* **Written request**
Write out every entry, unchanged. Skip any picture.

────────────────────────────────────────

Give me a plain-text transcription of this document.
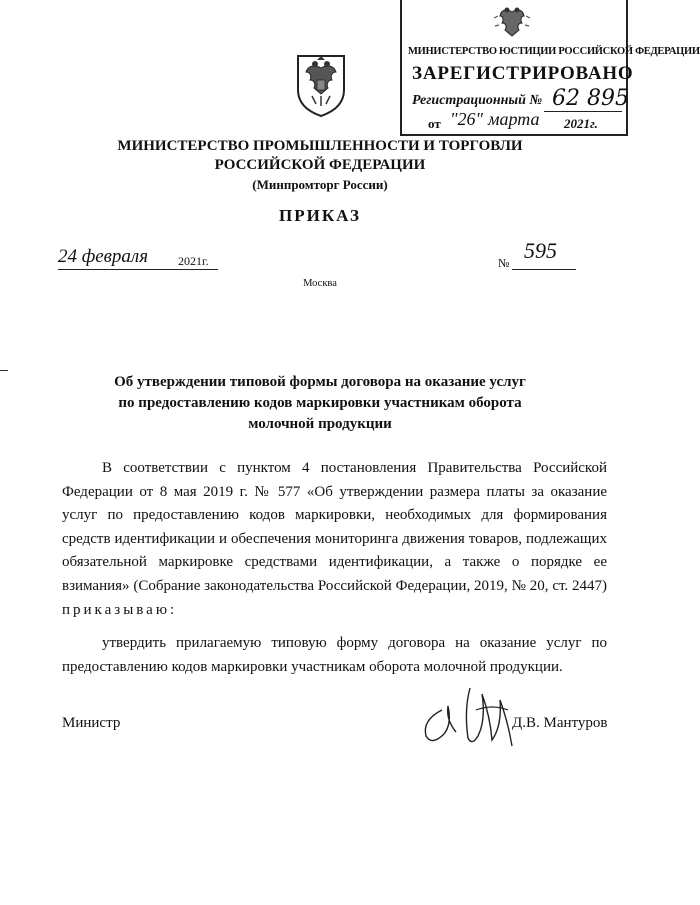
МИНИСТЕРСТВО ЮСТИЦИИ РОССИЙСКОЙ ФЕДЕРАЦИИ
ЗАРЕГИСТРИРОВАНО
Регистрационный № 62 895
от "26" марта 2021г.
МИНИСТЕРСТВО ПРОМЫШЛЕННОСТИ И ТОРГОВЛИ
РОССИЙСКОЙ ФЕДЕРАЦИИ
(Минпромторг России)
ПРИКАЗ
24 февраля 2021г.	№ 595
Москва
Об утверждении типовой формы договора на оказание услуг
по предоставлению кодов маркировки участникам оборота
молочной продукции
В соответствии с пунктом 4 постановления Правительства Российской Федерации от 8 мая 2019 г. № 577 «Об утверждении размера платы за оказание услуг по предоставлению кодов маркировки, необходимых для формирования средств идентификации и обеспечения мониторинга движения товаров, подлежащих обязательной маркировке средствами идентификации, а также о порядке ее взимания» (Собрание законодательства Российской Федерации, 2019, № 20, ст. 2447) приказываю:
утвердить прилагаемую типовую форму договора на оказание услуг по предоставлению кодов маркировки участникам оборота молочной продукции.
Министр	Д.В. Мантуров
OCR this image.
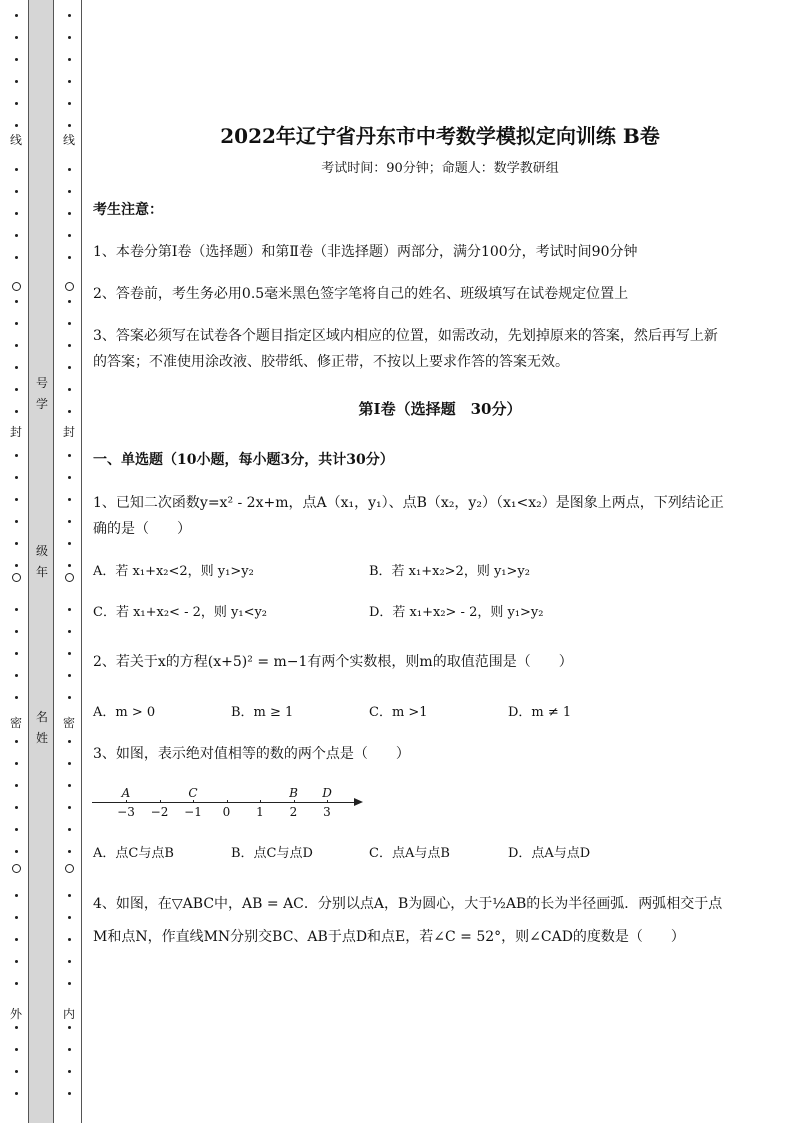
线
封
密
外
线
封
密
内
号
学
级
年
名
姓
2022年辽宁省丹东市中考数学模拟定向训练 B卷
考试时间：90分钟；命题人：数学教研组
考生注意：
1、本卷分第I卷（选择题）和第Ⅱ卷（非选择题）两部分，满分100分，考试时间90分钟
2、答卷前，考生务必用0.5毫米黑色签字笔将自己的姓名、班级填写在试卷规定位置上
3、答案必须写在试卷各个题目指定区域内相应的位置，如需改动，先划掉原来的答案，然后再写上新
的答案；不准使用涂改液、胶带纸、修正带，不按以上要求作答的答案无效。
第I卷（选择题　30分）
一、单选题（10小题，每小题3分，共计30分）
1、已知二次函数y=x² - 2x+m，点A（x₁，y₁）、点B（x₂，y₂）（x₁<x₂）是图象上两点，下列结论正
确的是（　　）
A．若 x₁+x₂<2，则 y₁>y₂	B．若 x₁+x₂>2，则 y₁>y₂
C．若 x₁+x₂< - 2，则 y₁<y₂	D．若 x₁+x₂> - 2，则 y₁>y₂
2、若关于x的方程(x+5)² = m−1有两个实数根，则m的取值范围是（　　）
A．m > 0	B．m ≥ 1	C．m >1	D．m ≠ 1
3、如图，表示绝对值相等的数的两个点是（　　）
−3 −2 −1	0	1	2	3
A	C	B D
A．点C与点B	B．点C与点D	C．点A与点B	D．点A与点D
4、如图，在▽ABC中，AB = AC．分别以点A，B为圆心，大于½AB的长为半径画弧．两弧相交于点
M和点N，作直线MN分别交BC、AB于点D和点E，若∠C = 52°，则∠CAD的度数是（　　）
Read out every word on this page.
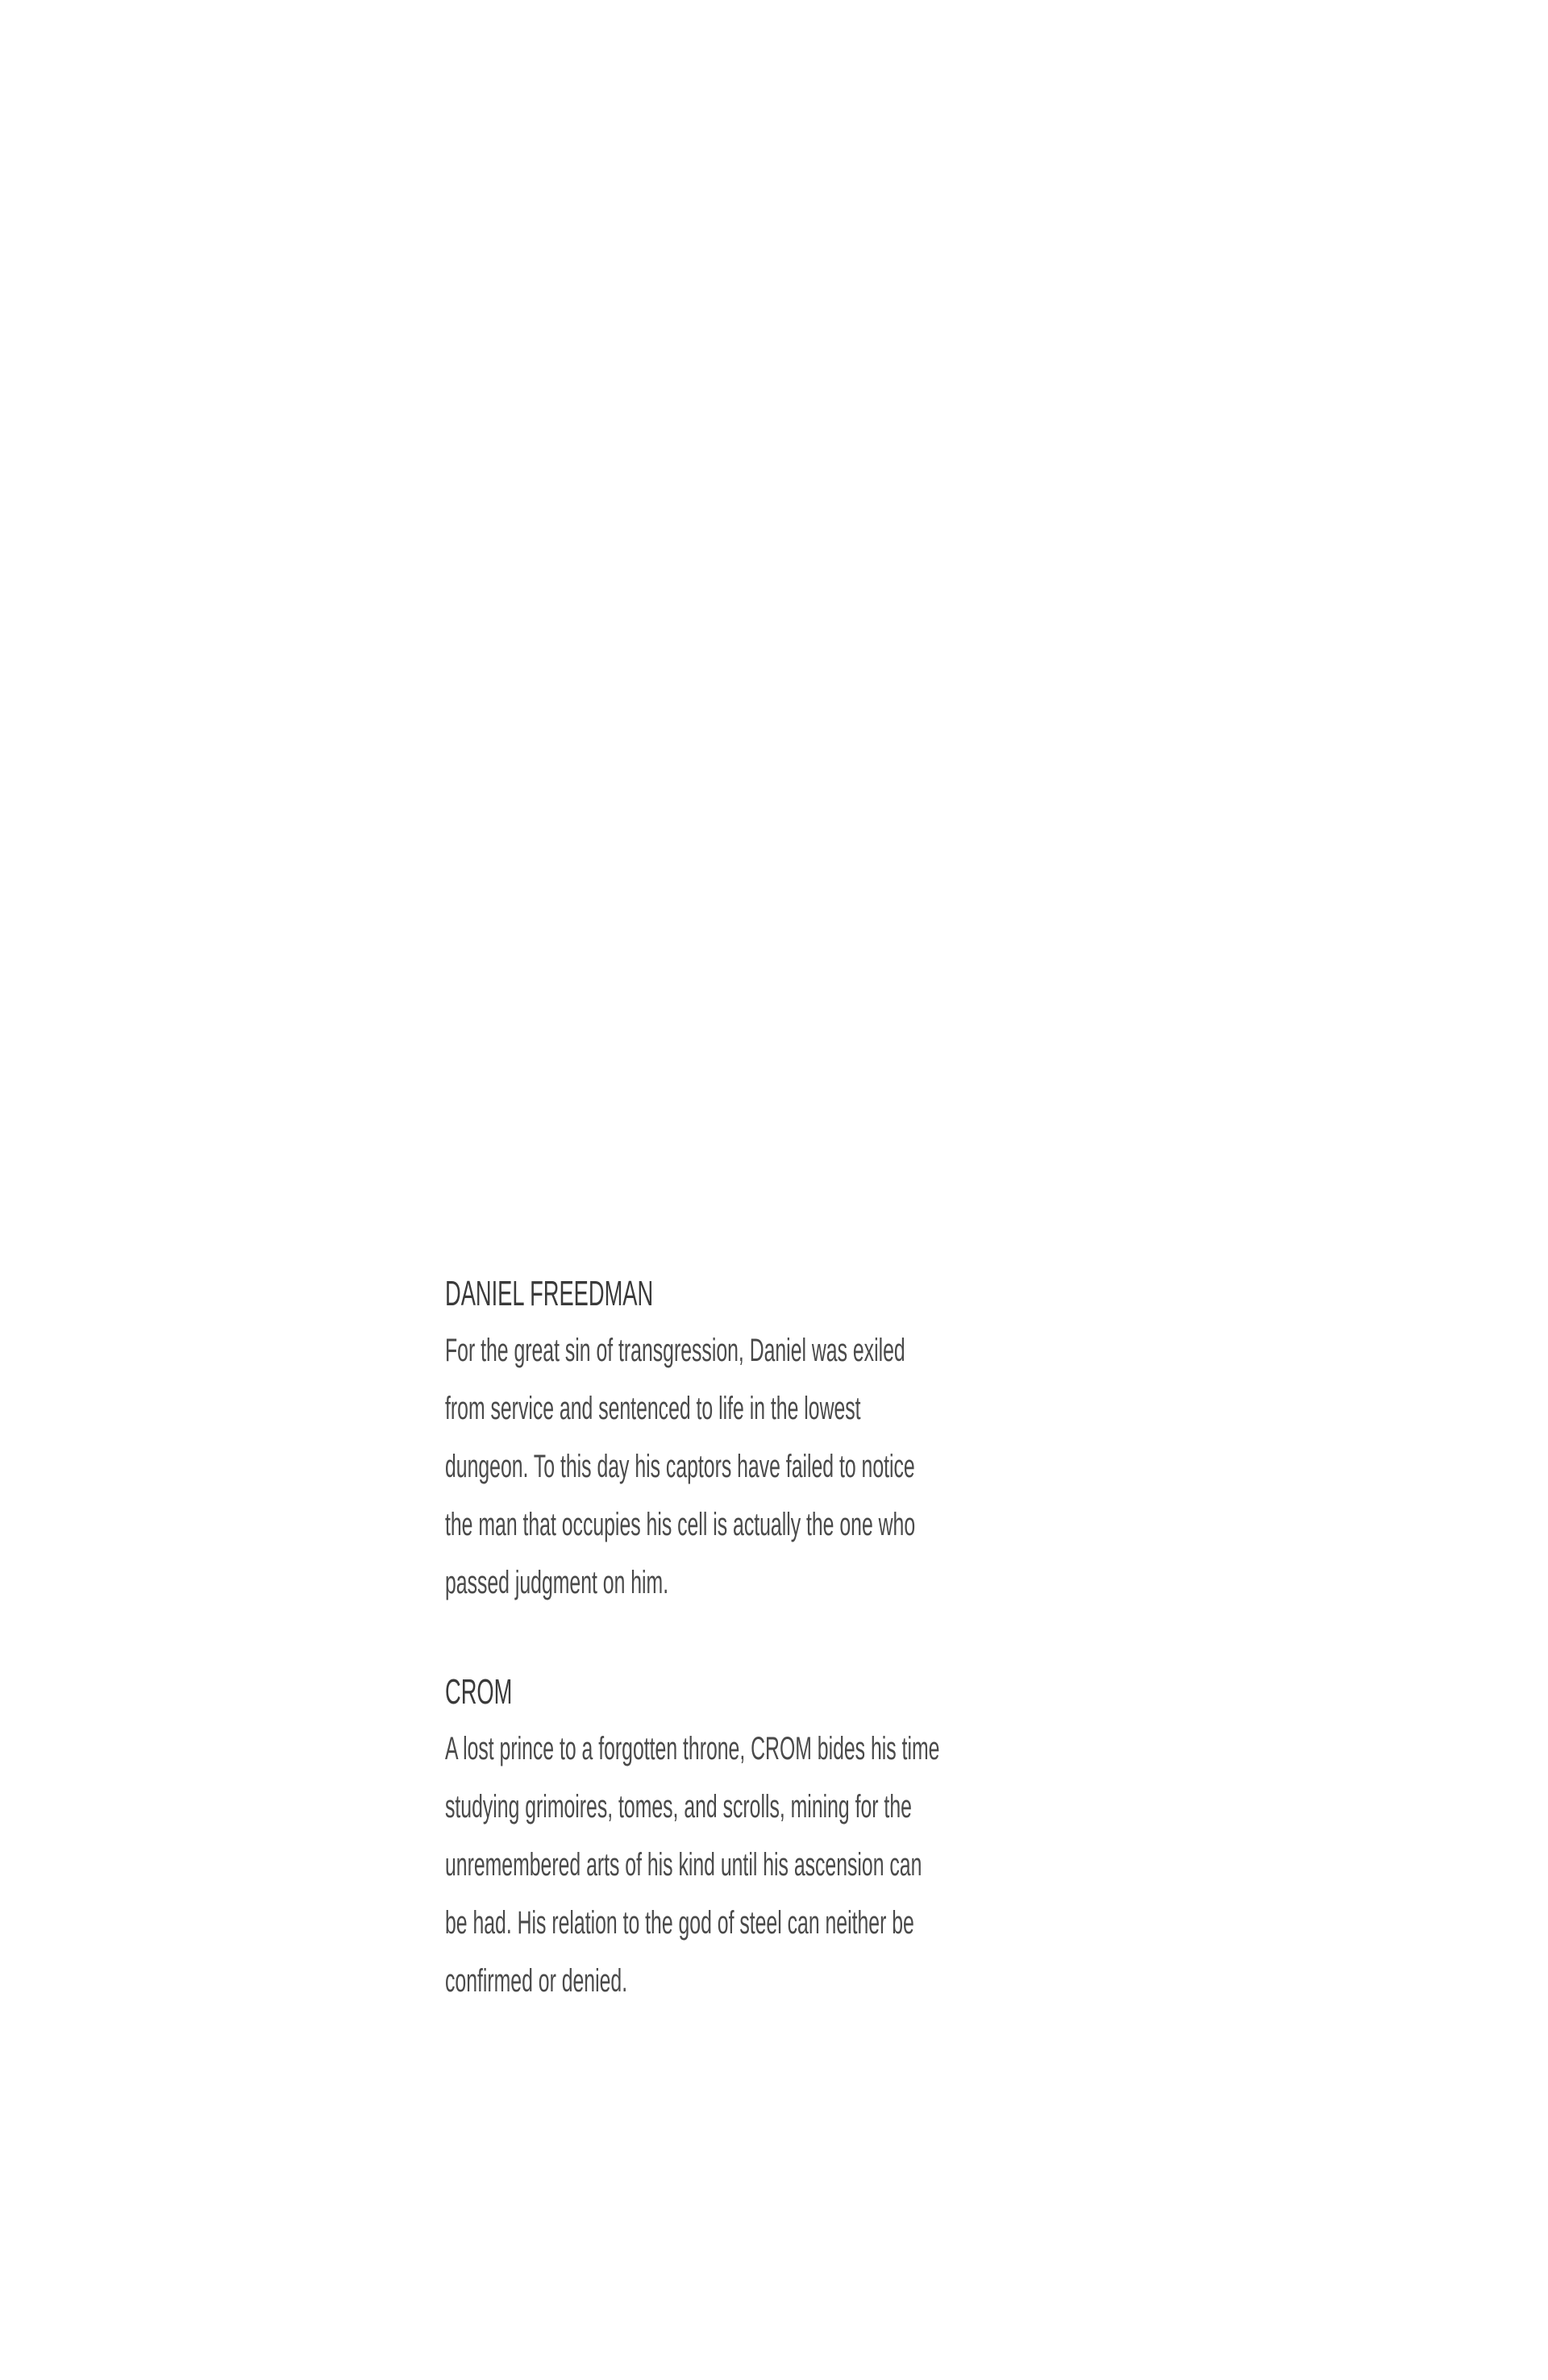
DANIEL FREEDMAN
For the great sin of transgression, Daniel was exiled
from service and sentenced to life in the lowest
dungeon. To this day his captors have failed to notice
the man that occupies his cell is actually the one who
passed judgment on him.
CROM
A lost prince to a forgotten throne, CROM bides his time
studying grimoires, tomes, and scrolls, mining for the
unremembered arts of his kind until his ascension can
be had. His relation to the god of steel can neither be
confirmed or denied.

────────────────────────────────────────

* **Exercise solution**
Give me a plain-text transcription of this document.
МИНИСТЕРСТВО ЮСТИЦИИ РОССИЙСКОЙ ФЕДЕРАЦИИ
ЗАРЕГИСТРИРОВАНО
Регистрационный № 62 895
от "26" марта 2021г.
МИНИСТЕРСТВО ПРОМЫШЛЕННОСТИ И ТОРГОВЛИ
РОССИЙСКОЙ ФЕДЕРАЦИИ
(Минпромторг России)
ПРИКАЗ
24 февраля 2021г.	№ 595
Москва
Об утверждении типовой формы договора на оказание услуг
по предоставлению кодов маркировки участникам оборота
молочной продукции
В соответствии с пунктом 4 постановления Правительства Российской Федерации от 8 мая 2019 г. № 577 «Об утверждении размера платы за оказание услуг по предоставлению кодов маркировки, необходимых для формирования средств идентификации и обеспечения мониторинга движения товаров, подлежащих обязательной маркировке средствами идентификации, а также о порядке ее взимания» (Собрание законодательства Российской Федерации, 2019, № 20, ст. 2447) приказываю:
утвердить прилагаемую типовую форму договора на оказание услуг по предоставлению кодов маркировки участникам оборота молочной продукции.
Министр	Д.В. Мантуров
OCR this image.
线
封
密
外
线
封
密
内
号
学
级
年
名
姓
2022年辽宁省丹东市中考数学模拟定向训练 B卷
考试时间：90分钟；命题人：数学教研组
考生注意：
1、本卷分第I卷（选择题）和第Ⅱ卷（非选择题）两部分，满分100分，考试时间90分钟
2、答卷前，考生务必用0.5毫米黑色签字笔将自己的姓名、班级填写在试卷规定位置上
3、答案必须写在试卷各个题目指定区域内相应的位置，如需改动，先划掉原来的答案，然后再写上新
的答案；不准使用涂改液、胶带纸、修正带，不按以上要求作答的答案无效。
第I卷（选择题　30分）
一、单选题（10小题，每小题3分，共计30分）
1、已知二次函数y=x² - 2x+m，点A（x₁，y₁）、点B（x₂，y₂）（x₁<x₂）是图象上两点，下列结论正
确的是（　　）
A．若 x₁+x₂<2，则 y₁>y₂	B．若 x₁+x₂>2，则 y₁>y₂
C．若 x₁+x₂< - 2，则 y₁<y₂	D．若 x₁+x₂> - 2，则 y₁>y₂
2、若关于x的方程(x+5)² = m−1有两个实数根，则m的取值范围是（　　）
A．m > 0	B．m ≥ 1	C．m >1	D．m ≠ 1
3、如图，表示绝对值相等的数的两个点是（　　）
−3 −2 −1	0	1	2	3
A	C	B D
A．点C与点B	B．点C与点D	C．点A与点B	D．点A与点D
4、如图，在▽ABC中，AB = AC．分别以点A，B为圆心，大于½AB的长为半径画弧．两弧相交于点
M和点N，作直线MN分别交BC、AB于点D和点E，若∠C = 52°，则∠CAD的度数是（　　）
Read out every word on this page.
DANIEL FREEDMAN
For the great sin of transgression, Daniel was exiled
from service and sentenced to life in the lowest
dungeon. To this day his captors have failed to notice
the man that occupies his cell is actually the one who
passed judgment on him.
CROM
A lost prince to a forgotten throne, CROM bides his time
studying grimoires, tomes, and scrolls, mining for the
unremembered arts of his kind until his ascension can
be had. His relation to the god of steel can neither be
confirmed or denied.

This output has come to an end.